What the task asks: A single count is required: the lines of the data below in which the word "although" occurs.

The records:
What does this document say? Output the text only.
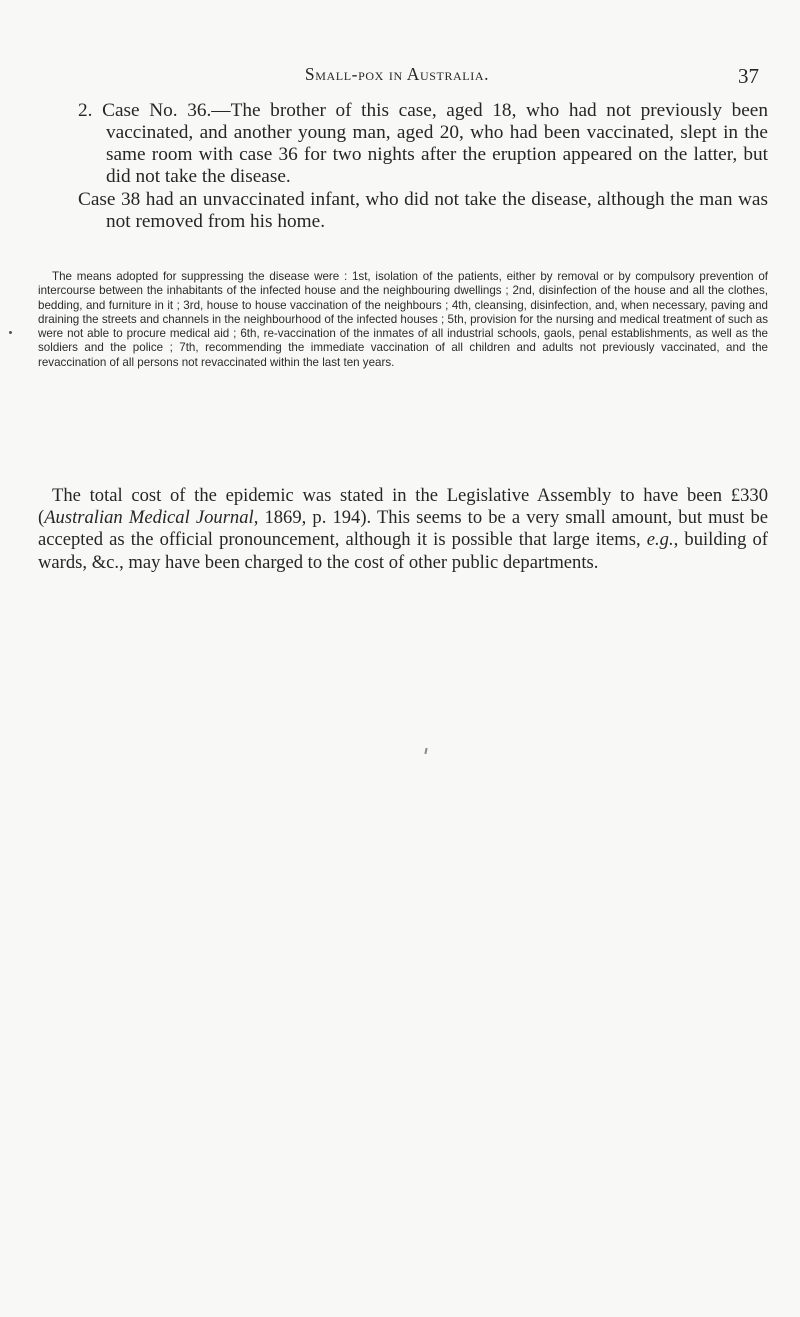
Small-pox in Australia.	37

2. Case No. 36.—The brother of this case, aged 18, who had not previously been vaccinated, and another young man, aged 20, who had been vaccinated, slept in the same room with case 36 for two nights after the eruption appeared on the latter, but did not take the disease.

Case 38 had an unvaccinated infant, who did not take the disease, although the man was not removed from his home.

The means adopted for suppressing the disease were : 1st, isolation of the patients, either by removal or by compulsory prevention of intercourse between the inhabitants of the infected house and the neighbouring dwellings ; 2nd, disinfection of the house and all the clothes, bedding, and furniture in it ; 3rd, house to house vaccination of the neighbours ; 4th, cleansing, disinfection, and, when necessary, paving and draining the streets and channels in the neighbourhood of the infected houses ; 5th, provision for the nursing and medical treatment of such as were not able to procure medical aid ; 6th, re-vaccination of the inmates of all industrial schools, gaols, penal establishments, as well as the soldiers and the police ; 7th, recommending the immediate vaccination of all children and adults not previously vaccinated, and the revaccination of all persons not revaccinated within the last ten years.

The total cost of the epidemic was stated in the Legislative Assembly to have been £330 (Australian Medical Journal, 1869, p. 194). This seems to be a very small amount, but must be accepted as the official pronouncement, although it is possible that large items, e.g., building of wards, &c., may have been charged to the cost of other public departments.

Output of the exercise: 2